Dataset entries:
▬▬▬▬▬▬▬▬▬▬

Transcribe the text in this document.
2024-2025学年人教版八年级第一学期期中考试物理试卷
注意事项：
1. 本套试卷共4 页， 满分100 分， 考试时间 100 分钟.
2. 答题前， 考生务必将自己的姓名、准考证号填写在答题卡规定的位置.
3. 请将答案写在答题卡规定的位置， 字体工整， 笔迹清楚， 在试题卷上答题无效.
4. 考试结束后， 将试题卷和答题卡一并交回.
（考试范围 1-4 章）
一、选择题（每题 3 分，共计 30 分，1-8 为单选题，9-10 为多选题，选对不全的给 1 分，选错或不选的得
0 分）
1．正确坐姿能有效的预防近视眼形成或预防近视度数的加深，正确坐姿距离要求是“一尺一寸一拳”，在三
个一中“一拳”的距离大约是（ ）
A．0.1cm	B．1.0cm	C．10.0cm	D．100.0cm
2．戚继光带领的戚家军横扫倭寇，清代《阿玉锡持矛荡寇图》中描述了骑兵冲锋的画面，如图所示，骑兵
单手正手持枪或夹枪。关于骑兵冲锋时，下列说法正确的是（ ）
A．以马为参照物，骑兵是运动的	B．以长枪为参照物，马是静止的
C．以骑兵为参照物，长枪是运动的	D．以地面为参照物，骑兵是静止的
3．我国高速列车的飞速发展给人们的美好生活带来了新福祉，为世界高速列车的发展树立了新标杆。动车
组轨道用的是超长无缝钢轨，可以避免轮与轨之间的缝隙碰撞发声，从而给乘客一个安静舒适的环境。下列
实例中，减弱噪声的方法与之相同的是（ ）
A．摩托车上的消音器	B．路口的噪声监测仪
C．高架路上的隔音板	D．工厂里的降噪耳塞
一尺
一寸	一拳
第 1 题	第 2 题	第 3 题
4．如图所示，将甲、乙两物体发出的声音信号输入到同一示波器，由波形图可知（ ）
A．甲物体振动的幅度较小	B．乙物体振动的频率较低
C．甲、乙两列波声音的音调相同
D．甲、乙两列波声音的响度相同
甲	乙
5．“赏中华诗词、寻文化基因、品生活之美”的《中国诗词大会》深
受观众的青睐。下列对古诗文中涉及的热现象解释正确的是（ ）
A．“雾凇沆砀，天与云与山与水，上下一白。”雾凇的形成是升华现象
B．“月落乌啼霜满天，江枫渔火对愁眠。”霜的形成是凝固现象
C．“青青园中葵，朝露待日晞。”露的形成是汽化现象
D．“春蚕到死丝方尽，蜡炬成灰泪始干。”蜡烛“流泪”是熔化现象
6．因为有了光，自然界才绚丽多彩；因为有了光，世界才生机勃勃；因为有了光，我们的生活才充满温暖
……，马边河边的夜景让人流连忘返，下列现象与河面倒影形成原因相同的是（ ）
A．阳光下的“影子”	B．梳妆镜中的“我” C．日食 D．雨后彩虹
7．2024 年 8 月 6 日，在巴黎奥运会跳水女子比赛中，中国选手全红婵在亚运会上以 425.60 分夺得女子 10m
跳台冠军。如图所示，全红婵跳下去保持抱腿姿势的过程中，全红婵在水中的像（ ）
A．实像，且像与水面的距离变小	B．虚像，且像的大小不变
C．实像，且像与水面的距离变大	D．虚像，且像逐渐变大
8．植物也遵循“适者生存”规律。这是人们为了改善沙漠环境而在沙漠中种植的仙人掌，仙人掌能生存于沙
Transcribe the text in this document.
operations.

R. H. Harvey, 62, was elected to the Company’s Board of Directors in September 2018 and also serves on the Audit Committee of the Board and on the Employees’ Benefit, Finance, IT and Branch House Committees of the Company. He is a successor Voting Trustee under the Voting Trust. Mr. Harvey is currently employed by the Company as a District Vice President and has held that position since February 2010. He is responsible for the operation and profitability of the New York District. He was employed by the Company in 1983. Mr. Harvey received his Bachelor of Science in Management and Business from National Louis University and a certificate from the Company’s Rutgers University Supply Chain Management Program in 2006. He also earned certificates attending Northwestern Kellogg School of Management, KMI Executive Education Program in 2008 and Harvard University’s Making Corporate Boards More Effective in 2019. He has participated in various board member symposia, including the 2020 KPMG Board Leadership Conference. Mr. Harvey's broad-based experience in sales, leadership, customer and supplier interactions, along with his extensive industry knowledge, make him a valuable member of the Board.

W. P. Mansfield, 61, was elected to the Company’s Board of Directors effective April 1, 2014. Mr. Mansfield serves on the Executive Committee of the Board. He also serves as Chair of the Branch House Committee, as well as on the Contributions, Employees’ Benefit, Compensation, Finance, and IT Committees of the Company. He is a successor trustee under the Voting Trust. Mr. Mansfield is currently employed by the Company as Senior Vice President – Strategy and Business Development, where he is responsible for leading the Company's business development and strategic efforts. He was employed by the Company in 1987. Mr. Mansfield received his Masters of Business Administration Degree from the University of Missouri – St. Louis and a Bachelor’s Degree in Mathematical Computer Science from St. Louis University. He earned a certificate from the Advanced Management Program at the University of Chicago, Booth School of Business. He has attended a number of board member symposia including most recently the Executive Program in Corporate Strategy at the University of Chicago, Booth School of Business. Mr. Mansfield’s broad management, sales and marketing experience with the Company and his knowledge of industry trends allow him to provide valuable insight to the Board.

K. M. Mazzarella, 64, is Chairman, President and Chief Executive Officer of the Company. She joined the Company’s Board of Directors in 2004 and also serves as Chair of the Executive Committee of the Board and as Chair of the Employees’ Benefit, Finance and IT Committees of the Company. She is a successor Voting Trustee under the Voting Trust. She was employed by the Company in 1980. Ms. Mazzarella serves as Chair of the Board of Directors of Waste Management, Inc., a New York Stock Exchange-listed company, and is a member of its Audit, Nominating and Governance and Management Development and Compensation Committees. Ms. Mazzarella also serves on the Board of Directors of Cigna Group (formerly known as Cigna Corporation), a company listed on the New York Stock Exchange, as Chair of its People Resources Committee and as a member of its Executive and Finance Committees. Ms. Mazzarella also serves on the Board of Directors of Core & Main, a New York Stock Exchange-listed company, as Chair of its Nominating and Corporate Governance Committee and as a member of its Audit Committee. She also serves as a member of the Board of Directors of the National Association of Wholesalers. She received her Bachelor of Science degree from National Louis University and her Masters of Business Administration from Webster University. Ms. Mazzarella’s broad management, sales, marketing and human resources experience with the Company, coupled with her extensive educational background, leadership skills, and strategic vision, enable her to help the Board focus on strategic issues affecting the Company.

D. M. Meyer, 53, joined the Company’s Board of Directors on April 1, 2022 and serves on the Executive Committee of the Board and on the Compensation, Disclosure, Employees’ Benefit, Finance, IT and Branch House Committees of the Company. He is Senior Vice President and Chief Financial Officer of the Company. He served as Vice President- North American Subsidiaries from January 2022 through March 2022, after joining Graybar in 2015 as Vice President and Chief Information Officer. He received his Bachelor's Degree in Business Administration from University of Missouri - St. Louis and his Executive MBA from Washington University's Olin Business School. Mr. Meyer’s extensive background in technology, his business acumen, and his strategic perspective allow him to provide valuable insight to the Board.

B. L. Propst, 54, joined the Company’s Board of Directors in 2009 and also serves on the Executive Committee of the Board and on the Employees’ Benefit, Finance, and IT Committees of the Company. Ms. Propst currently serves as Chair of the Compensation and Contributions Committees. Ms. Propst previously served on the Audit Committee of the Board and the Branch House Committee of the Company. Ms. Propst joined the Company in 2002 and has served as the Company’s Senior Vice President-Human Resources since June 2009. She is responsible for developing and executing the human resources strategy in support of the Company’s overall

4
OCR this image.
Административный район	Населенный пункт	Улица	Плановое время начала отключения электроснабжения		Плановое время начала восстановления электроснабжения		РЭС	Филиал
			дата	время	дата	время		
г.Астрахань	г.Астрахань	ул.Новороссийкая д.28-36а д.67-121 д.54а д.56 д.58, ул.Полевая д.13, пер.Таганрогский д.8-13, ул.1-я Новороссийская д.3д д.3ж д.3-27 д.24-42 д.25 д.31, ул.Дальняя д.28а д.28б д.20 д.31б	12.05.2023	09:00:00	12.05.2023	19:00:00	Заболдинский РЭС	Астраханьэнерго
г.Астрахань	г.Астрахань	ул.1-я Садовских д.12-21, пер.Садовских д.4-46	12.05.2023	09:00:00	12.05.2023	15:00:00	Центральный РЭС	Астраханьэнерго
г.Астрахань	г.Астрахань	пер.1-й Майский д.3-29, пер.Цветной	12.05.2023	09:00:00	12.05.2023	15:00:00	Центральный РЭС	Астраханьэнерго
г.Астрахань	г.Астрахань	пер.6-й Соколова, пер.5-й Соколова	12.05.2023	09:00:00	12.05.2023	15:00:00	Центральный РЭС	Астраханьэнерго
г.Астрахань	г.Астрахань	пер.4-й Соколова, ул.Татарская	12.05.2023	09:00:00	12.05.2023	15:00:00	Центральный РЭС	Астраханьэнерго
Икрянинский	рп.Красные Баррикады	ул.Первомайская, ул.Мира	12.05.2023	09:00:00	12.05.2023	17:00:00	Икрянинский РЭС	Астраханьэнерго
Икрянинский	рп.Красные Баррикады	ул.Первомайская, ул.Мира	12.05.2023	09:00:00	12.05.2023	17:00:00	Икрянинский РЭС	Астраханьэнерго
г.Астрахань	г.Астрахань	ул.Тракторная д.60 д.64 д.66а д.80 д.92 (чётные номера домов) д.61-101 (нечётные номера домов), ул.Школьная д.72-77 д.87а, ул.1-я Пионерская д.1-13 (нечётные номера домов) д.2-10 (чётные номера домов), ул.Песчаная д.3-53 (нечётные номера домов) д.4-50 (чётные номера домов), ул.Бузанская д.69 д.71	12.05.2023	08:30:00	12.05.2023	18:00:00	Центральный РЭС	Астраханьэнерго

▬▬▬▬▬▬▬▬▬▬

Each line that has the word "время" counts once. How many such lines are in the data? Give the number alone.

2